[START OF Given information]

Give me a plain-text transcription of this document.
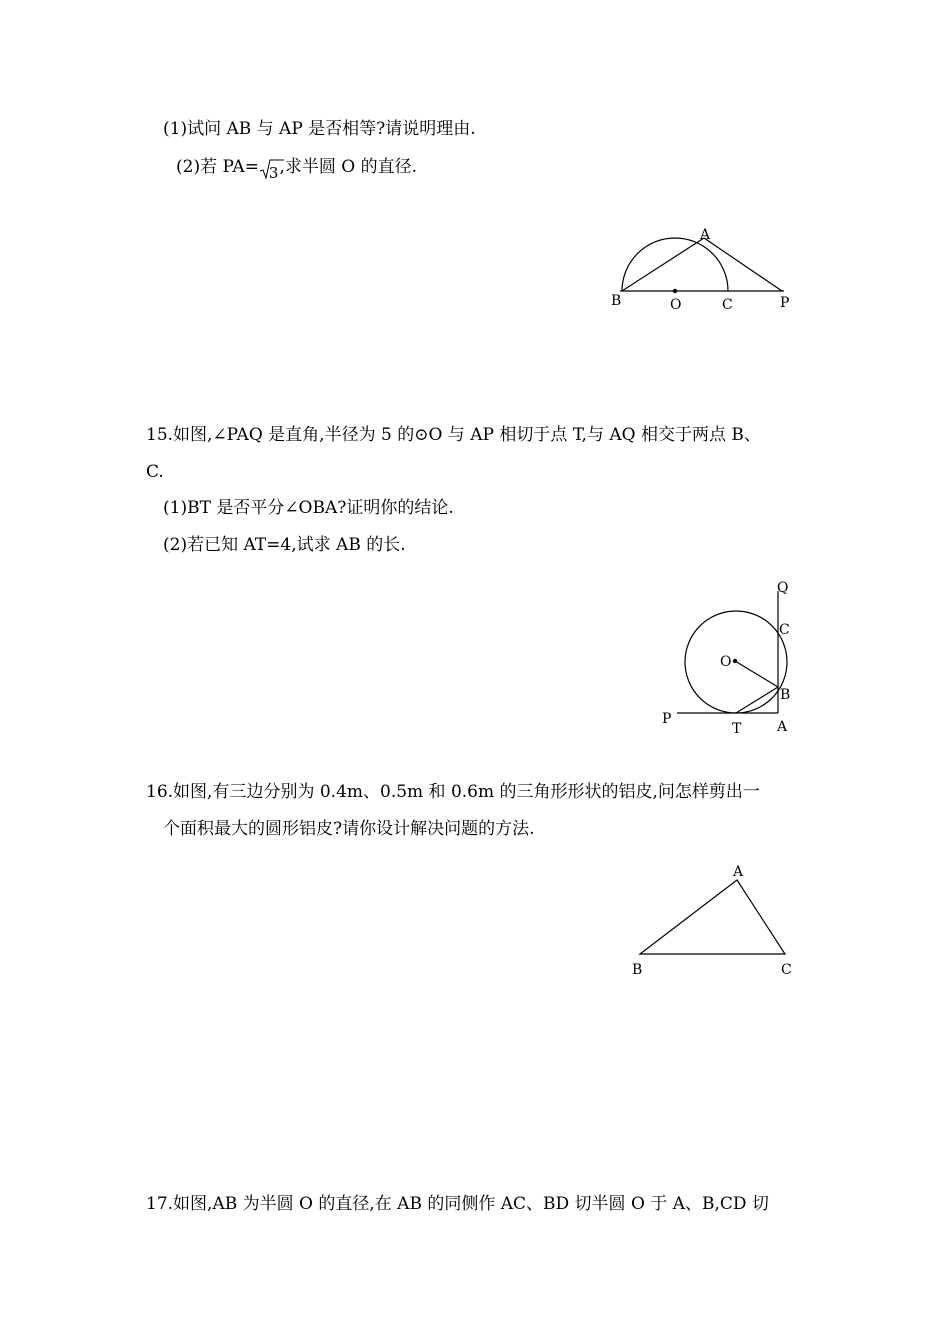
(1)试问 AB 与 AP 是否相等?请说明理由.
(2)若 PA= 3,求半圆 O 的直径.
A
B	O	C	P
15.如图,∠PAQ 是直角,半径为 5 的⊙O 与 AP 相切于点 T,与 AQ 相交于两点 B、
C.
(1)BT 是否平分∠OBA?证明你的结论.
(2)若已知 AT=4,试求 AB 的长.
Q
C
O
B
P
T	A
16.如图,有三边分别为 0.4m、0.5m 和 0.6m 的三角形形状的铝皮,问怎样剪出一
个面积最大的圆形铝皮?请你设计解决问题的方法.
A
B	C
17.如图,AB 为半圆 O 的直径,在 AB 的同侧作 AC、BD 切半圆 O 于 A、B,CD 切
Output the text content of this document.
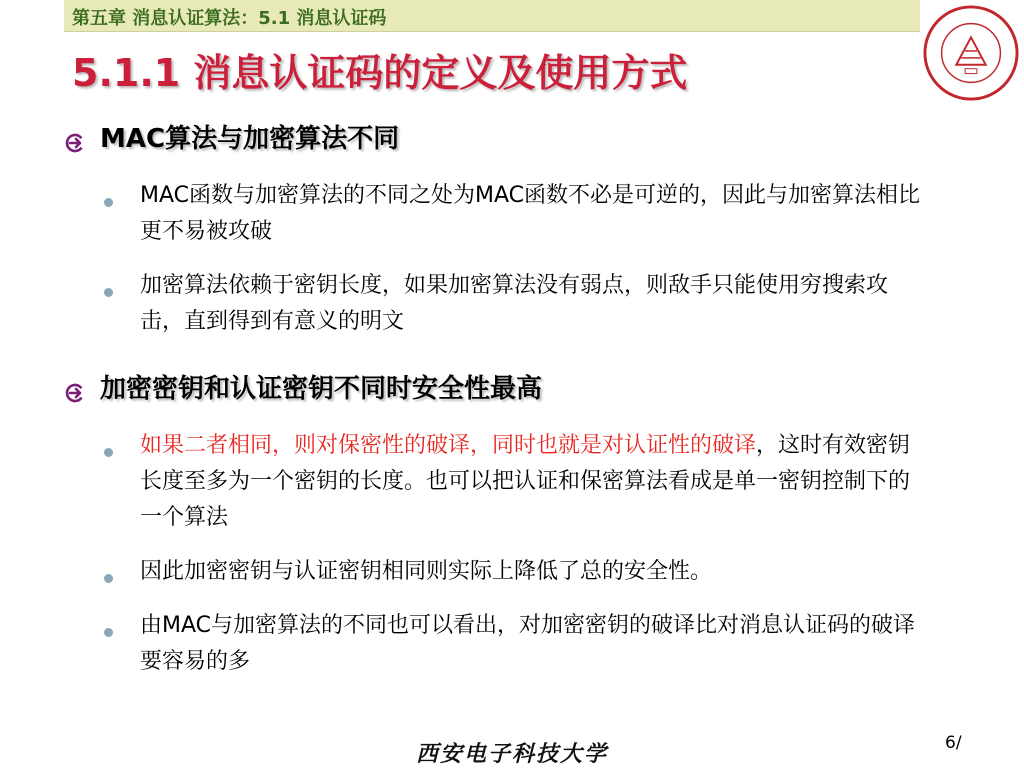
第五章 消息认证算法：5.1 消息认证码
5.1.1 消息认证码的定义及使用方式
MAC算法与加密算法不同
MAC函数与加密算法的不同之处为MAC函数不必是可逆的，因此与加密算法相比更不易被攻破
加密算法依赖于密钥长度，如果加密算法没有弱点，则敌手只能使用穷搜索攻击，直到得到有意义的明文
加密密钥和认证密钥不同时安全性最高
如果二者相同，则对保密性的破译，同时也就是对认证性的破译，这时有效密钥长度至多为一个密钥的长度。也可以把认证和保密算法看成是单一密钥控制下的一个算法
因此加密密钥与认证密钥相同则实际上降低了总的安全性。
由MAC与加密算法的不同也可以看出，对加密密钥的破译比对消息认证码的破译要容易的多
西安电子科技大学	6/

[END OF Given information]

Your task is to copy word for word the lines from the line containing "Output the text content of this document." to the end of the listing, both included, and to drop any pictures.

Output the text content of this document.
第五章 消息认证算法：5.1 消息认证码
5.1.1 消息认证码的定义及使用方式
MAC算法与加密算法不同
MAC函数与加密算法的不同之处为MAC函数不必是可逆的，因此与加密算法相比更不易被攻破
加密算法依赖于密钥长度，如果加密算法没有弱点，则敌手只能使用穷搜索攻击，直到得到有意义的明文
加密密钥和认证密钥不同时安全性最高
如果二者相同，则对保密性的破译，同时也就是对认证性的破译，这时有效密钥长度至多为一个密钥的长度。也可以把认证和保密算法看成是单一密钥控制下的一个算法
因此加密密钥与认证密钥相同则实际上降低了总的安全性。
由MAC与加密算法的不同也可以看出，对加密密钥的破译比对消息认证码的破译要容易的多
西安电子科技大学	6/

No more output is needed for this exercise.